### Exercise material
------
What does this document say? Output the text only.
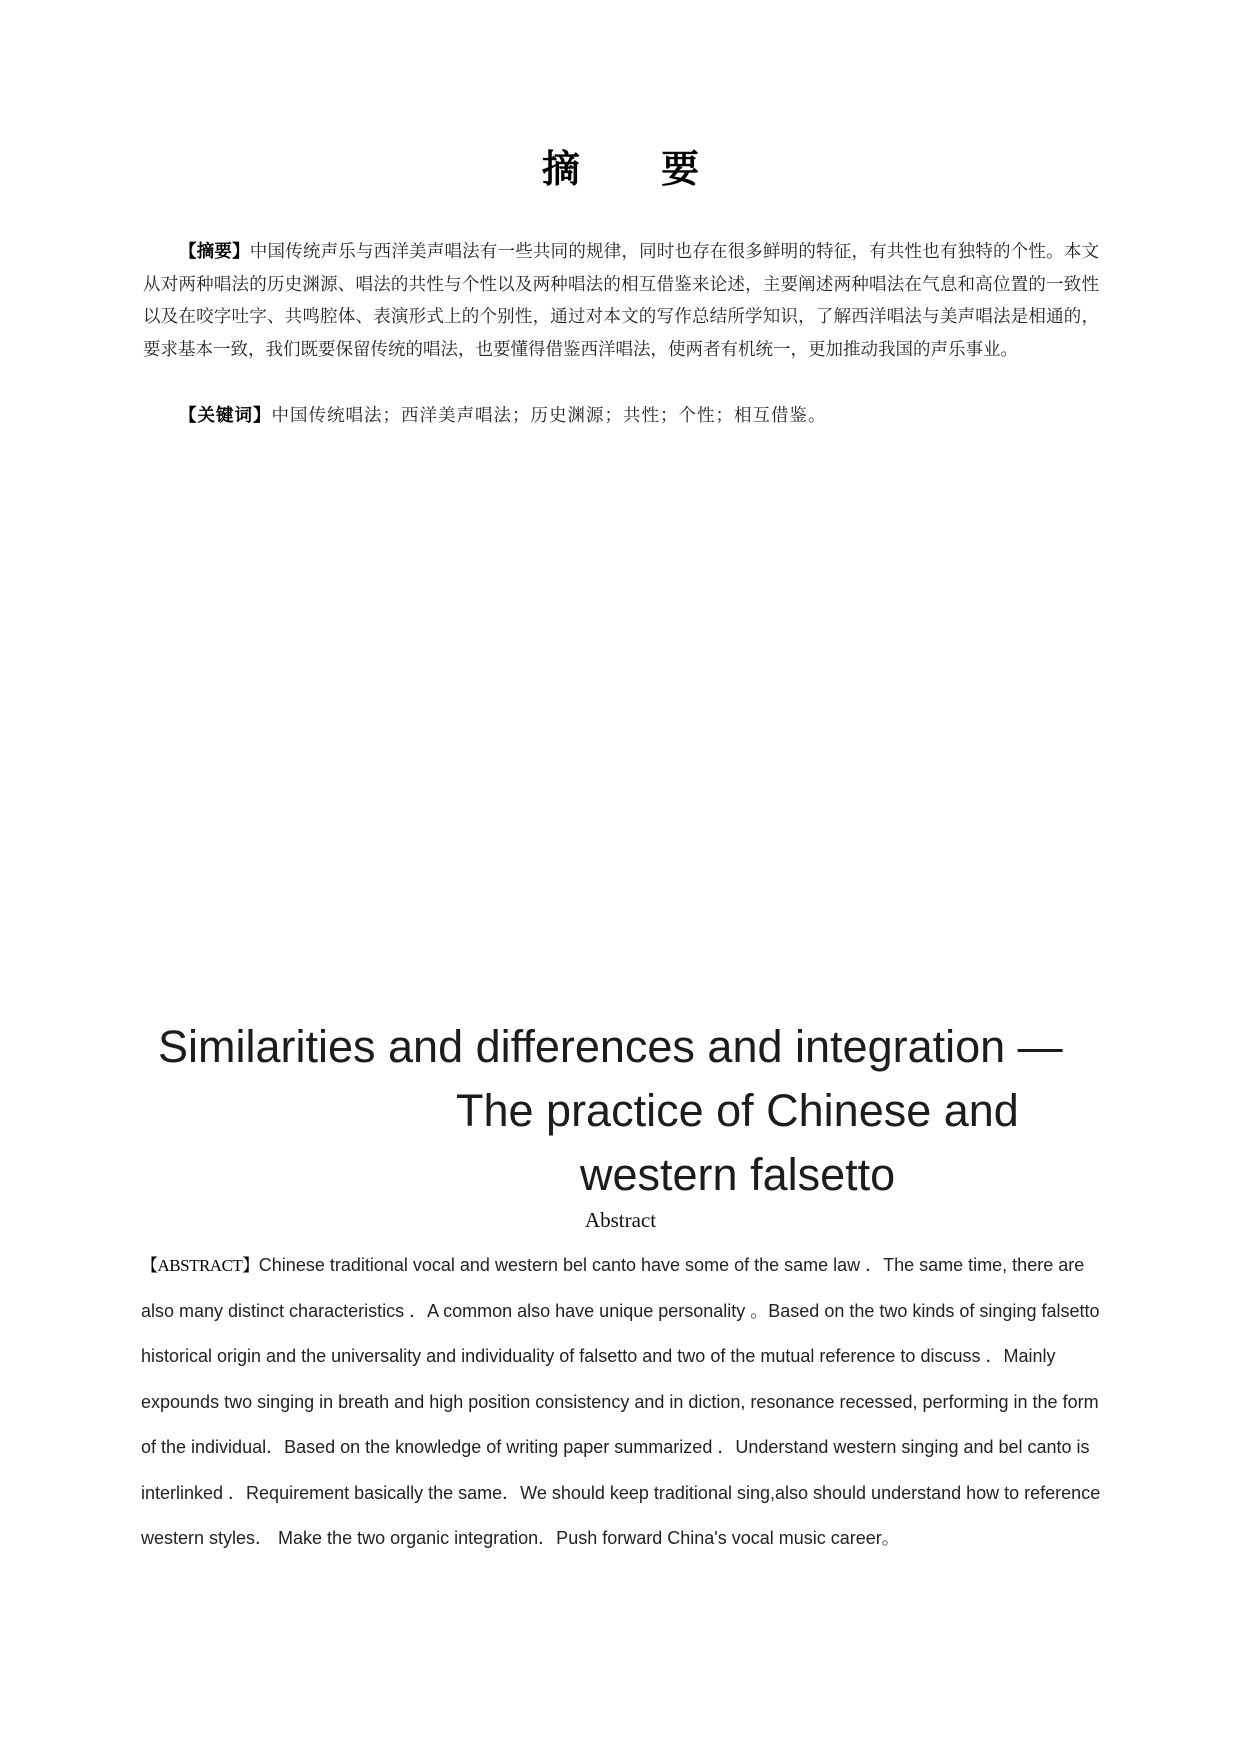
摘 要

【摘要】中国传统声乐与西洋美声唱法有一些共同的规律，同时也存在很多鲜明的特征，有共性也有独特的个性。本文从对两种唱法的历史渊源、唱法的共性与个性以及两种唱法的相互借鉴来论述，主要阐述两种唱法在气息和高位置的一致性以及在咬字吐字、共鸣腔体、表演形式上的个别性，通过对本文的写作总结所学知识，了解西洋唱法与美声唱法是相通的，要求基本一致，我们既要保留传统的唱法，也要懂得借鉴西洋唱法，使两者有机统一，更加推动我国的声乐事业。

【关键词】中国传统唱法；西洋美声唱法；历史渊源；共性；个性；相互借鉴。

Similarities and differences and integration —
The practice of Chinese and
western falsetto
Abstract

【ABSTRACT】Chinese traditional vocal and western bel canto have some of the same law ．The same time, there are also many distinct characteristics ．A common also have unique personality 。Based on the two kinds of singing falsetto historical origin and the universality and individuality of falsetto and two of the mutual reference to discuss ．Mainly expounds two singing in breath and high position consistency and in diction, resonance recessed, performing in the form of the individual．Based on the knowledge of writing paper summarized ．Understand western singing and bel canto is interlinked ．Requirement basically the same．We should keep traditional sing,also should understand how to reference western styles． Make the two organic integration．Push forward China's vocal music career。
------
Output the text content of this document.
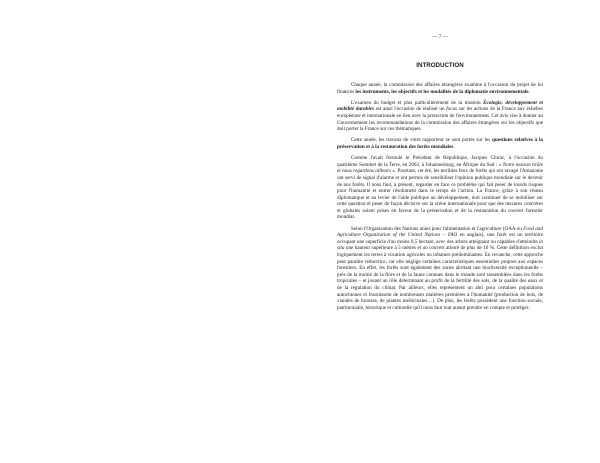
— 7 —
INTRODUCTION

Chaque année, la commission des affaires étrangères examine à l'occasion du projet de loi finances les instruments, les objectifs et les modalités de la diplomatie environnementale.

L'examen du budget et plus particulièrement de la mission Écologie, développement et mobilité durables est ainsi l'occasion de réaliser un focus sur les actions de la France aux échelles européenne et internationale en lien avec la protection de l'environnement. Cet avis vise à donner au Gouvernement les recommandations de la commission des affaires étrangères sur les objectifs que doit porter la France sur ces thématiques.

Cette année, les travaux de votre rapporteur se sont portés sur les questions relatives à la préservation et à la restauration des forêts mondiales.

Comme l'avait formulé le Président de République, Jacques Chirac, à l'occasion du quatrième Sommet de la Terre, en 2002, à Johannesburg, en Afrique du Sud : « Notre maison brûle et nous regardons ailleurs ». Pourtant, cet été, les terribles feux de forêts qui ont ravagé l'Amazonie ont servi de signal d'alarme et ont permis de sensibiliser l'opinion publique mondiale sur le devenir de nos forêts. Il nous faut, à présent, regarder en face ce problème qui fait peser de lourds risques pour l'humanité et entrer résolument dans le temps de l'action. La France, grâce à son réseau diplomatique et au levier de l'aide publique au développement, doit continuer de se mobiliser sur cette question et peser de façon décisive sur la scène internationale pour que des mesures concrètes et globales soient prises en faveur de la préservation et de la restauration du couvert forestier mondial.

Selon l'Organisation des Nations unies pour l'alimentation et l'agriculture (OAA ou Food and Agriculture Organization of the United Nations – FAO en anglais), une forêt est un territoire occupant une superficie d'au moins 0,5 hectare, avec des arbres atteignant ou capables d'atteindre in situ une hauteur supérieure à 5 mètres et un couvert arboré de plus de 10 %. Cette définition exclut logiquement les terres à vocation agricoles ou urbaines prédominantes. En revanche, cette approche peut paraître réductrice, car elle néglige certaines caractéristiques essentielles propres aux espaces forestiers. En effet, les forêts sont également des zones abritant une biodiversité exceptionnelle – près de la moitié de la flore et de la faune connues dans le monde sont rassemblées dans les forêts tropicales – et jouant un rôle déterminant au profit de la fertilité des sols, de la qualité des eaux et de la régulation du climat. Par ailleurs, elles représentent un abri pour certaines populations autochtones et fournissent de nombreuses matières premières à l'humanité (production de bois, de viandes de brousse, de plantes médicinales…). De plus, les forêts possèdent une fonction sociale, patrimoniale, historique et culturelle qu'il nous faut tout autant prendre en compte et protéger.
------
### Problem details
Gather from the entries above all lines that include the string "occasion".

### Exercise answer
Chaque année, la commission des affaires étrangères examine à l'occasion du projet de loi finances les instruments, les objectifs et les modalités de la diplomatie environnementale.
L'examen du budget et plus particulièrement de la mission Écologie, développement et mobilité durables est ainsi l'occasion de réaliser un focus sur les actions de la France aux échelles européenne et internationale en lien avec la protection de l'environnement. Cet avis vise à donner au Gouvernement les recommandations de la commission des affaires étrangères sur les objectifs que doit porter la France sur ces thématiques.
Comme l'avait formulé le Président de République, Jacques Chirac, à l'occasion du quatrième Sommet de la Terre, en 2002, à Johannesburg, en Afrique du Sud : « Notre maison brûle et nous regardons ailleurs ». Pourtant, cet été, les terribles feux de forêts qui ont ravagé l'Amazonie ont servi de signal d'alarme et ont permis de sensibiliser l'opinion publique mondiale sur le devenir de nos forêts. Il nous faut, à présent, regarder en face ce problème qui fait peser de lourds risques pour l'humanité et entrer résolument dans le temps de l'action. La France, grâce à son réseau diplomatique et au levier de l'aide publique au développement, doit continuer de se mobiliser sur cette question et peser de façon décisive sur la scène internationale pour que des mesures concrètes et globales soient prises en faveur de la préservation et de la restauration du couvert forestier mondial.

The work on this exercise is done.